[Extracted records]
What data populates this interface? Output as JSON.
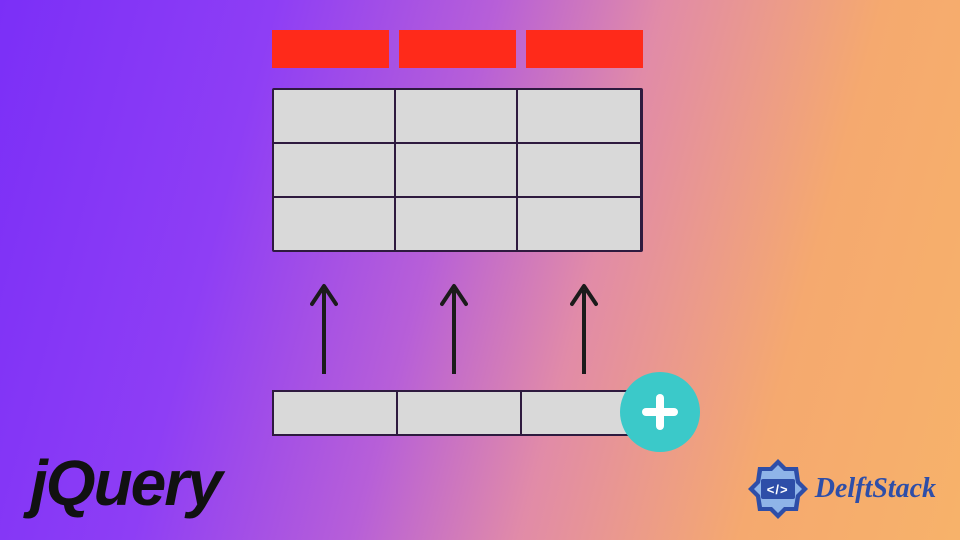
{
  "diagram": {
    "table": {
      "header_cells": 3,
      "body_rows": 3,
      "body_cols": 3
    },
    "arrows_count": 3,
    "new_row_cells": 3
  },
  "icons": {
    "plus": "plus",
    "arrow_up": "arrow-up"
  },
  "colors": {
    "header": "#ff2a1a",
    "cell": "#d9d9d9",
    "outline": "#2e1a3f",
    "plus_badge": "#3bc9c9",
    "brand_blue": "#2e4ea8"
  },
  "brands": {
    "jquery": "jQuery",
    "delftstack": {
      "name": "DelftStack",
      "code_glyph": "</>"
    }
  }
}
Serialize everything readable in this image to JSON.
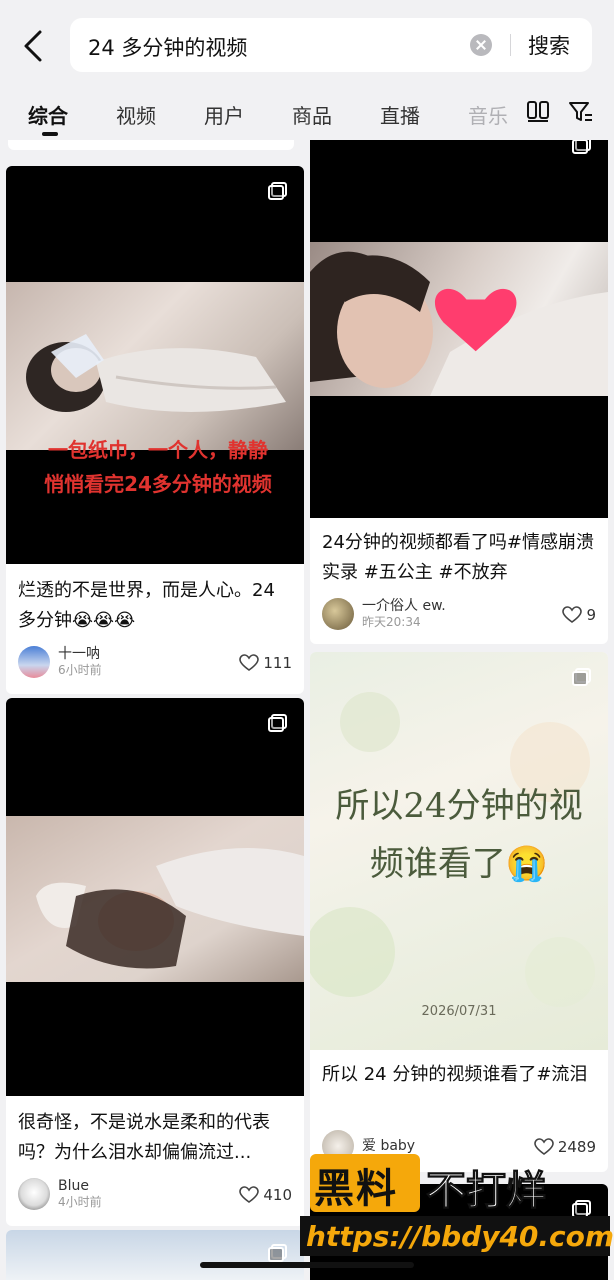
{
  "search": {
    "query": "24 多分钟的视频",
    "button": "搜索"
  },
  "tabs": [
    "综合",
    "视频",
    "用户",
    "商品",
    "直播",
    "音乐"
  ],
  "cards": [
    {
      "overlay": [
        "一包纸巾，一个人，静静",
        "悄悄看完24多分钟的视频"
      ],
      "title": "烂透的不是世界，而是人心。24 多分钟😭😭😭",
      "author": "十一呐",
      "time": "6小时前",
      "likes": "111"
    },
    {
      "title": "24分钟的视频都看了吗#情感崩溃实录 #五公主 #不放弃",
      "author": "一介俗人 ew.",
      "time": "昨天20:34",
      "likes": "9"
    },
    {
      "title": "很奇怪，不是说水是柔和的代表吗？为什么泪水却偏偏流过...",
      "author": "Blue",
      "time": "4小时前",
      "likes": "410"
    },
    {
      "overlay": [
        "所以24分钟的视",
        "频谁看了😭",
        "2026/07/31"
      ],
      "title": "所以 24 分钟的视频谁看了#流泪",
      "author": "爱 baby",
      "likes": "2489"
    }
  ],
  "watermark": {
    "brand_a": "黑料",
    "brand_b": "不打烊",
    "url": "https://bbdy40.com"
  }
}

§ **WHAT TO DO**
Pictures stay out; repeat all the rest of the records exactly.

§ **PROBLEM SOLUTION**
What data populates this interface? Output as JSON.
{
  "diagram": {
    "table": {
      "header_cells": 3,
      "body_rows": 3,
      "body_cols": 3
    },
    "arrows_count": 3,
    "new_row_cells": 3
  },
  "icons": {
    "plus": "plus",
    "arrow_up": "arrow-up"
  },
  "colors": {
    "header": "#ff2a1a",
    "cell": "#d9d9d9",
    "outline": "#2e1a3f",
    "plus_badge": "#3bc9c9",
    "brand_blue": "#2e4ea8"
  },
  "brands": {
    "jquery": "jQuery",
    "delftstack": {
      "name": "DelftStack",
      "code_glyph": "</>"
    }
  }
}
Serialize everything readable in this image to JSON.
{
  "search": {
    "query": "24 多分钟的视频",
    "button": "搜索"
  },
  "tabs": [
    "综合",
    "视频",
    "用户",
    "商品",
    "直播",
    "音乐"
  ],
  "cards": [
    {
      "overlay": [
        "一包纸巾，一个人，静静",
        "悄悄看完24多分钟的视频"
      ],
      "title": "烂透的不是世界，而是人心。24 多分钟😭😭😭",
      "author": "十一呐",
      "time": "6小时前",
      "likes": "111"
    },
    {
      "title": "24分钟的视频都看了吗#情感崩溃实录 #五公主 #不放弃",
      "author": "一介俗人 ew.",
      "time": "昨天20:34",
      "likes": "9"
    },
    {
      "title": "很奇怪，不是说水是柔和的代表吗？为什么泪水却偏偏流过...",
      "author": "Blue",
      "time": "4小时前",
      "likes": "410"
    },
    {
      "overlay": [
        "所以24分钟的视",
        "频谁看了😭",
        "2026/07/31"
      ],
      "title": "所以 24 分钟的视频谁看了#流泪",
      "author": "爱 baby",
      "likes": "2489"
    }
  ],
  "watermark": {
    "brand_a": "黑料",
    "brand_b": "不打烊",
    "url": "https://bbdy40.com"
  }
}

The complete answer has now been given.